WHAT IS BEING ASKED
Within the records below, find each line that holds the string "Accounts", then copy it.

>> begin

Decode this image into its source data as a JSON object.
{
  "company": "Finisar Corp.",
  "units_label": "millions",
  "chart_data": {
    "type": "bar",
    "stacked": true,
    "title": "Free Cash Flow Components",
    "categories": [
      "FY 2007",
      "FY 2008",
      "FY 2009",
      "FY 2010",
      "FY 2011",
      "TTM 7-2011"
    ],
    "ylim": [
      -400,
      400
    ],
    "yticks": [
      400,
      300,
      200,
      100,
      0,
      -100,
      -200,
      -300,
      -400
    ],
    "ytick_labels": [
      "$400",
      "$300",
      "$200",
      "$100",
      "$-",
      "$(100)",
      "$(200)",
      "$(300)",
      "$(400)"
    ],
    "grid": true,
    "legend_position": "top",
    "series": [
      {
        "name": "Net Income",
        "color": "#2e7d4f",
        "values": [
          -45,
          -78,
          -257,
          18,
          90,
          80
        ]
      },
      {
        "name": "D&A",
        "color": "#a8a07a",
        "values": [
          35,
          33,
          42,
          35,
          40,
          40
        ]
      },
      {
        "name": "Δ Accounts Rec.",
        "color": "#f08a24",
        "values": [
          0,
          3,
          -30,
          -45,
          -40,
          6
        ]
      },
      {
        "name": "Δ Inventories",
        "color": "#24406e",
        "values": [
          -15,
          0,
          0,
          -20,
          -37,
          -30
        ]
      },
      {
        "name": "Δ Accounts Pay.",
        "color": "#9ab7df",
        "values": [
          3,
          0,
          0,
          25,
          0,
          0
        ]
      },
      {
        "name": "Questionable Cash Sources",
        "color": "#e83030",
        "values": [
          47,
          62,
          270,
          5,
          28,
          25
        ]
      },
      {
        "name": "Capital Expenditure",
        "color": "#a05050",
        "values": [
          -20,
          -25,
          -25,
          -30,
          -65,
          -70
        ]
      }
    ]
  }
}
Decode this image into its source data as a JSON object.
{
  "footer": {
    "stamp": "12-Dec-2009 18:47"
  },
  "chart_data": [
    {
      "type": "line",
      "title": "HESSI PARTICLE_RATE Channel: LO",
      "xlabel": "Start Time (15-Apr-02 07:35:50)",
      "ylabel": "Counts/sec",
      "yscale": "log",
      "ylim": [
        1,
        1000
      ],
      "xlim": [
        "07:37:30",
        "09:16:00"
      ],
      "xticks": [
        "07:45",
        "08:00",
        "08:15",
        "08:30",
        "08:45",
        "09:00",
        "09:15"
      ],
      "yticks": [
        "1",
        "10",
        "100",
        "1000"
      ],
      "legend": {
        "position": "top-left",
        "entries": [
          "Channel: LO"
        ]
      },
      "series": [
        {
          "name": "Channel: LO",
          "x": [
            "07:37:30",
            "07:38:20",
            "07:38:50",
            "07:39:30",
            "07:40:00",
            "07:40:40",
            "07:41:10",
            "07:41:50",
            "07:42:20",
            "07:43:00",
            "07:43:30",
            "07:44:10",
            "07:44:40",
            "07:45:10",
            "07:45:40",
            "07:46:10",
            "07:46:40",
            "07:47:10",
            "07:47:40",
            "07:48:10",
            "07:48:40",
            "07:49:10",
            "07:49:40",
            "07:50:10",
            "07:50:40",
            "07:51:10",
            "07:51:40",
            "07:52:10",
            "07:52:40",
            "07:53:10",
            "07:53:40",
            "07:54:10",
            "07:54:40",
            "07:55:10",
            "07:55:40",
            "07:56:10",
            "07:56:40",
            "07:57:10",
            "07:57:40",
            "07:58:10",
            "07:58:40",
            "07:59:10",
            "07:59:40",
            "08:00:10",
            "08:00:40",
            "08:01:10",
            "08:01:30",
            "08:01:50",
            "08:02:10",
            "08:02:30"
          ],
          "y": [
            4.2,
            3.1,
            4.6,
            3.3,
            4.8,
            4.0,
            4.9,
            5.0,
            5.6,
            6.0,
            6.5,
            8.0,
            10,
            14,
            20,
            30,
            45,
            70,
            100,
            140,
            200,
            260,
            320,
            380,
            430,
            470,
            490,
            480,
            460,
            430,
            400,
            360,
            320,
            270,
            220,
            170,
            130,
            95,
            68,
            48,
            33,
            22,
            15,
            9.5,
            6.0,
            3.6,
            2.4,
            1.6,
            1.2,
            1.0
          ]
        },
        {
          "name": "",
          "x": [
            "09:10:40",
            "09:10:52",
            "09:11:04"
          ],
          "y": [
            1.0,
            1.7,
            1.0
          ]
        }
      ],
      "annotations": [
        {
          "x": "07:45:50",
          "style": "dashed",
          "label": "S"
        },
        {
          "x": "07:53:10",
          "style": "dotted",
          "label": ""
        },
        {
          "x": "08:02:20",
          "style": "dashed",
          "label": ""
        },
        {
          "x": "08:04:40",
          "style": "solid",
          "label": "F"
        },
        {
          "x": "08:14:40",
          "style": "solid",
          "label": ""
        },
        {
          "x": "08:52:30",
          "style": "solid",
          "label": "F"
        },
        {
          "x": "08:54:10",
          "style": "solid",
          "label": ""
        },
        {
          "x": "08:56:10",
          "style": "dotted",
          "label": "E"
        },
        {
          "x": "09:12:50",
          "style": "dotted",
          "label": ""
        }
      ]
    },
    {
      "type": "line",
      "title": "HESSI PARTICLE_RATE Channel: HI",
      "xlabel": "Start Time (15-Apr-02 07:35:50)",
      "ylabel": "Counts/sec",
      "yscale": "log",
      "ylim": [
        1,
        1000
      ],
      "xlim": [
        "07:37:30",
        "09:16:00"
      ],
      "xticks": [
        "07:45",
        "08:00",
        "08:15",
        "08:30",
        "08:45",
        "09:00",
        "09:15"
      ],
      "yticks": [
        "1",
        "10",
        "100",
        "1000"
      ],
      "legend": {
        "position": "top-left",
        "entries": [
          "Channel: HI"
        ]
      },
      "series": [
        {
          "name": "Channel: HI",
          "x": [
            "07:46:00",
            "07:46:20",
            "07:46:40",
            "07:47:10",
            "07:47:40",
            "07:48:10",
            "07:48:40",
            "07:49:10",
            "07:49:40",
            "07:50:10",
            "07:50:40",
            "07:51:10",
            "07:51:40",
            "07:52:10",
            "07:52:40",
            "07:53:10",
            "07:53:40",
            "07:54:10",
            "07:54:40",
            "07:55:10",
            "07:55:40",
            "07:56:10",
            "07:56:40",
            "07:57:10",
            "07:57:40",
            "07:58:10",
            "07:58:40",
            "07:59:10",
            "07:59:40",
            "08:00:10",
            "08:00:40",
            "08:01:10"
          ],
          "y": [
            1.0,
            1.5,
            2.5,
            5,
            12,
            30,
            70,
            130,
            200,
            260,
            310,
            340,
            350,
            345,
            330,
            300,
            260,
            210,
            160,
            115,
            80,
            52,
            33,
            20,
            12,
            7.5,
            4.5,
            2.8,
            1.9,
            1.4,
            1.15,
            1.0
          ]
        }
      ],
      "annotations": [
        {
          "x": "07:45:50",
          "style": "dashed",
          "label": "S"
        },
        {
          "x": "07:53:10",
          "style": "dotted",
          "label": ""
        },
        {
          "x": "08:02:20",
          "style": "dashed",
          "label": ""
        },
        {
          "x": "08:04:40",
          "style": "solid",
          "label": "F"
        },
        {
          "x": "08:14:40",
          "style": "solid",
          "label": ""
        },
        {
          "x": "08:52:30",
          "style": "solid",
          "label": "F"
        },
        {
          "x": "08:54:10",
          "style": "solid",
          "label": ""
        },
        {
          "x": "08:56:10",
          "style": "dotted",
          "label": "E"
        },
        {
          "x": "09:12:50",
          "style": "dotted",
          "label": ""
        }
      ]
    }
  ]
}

>> end

TASK SOLUTION
        "name": "Δ Accounts Rec.",
        "name": "Δ Accounts Pay.",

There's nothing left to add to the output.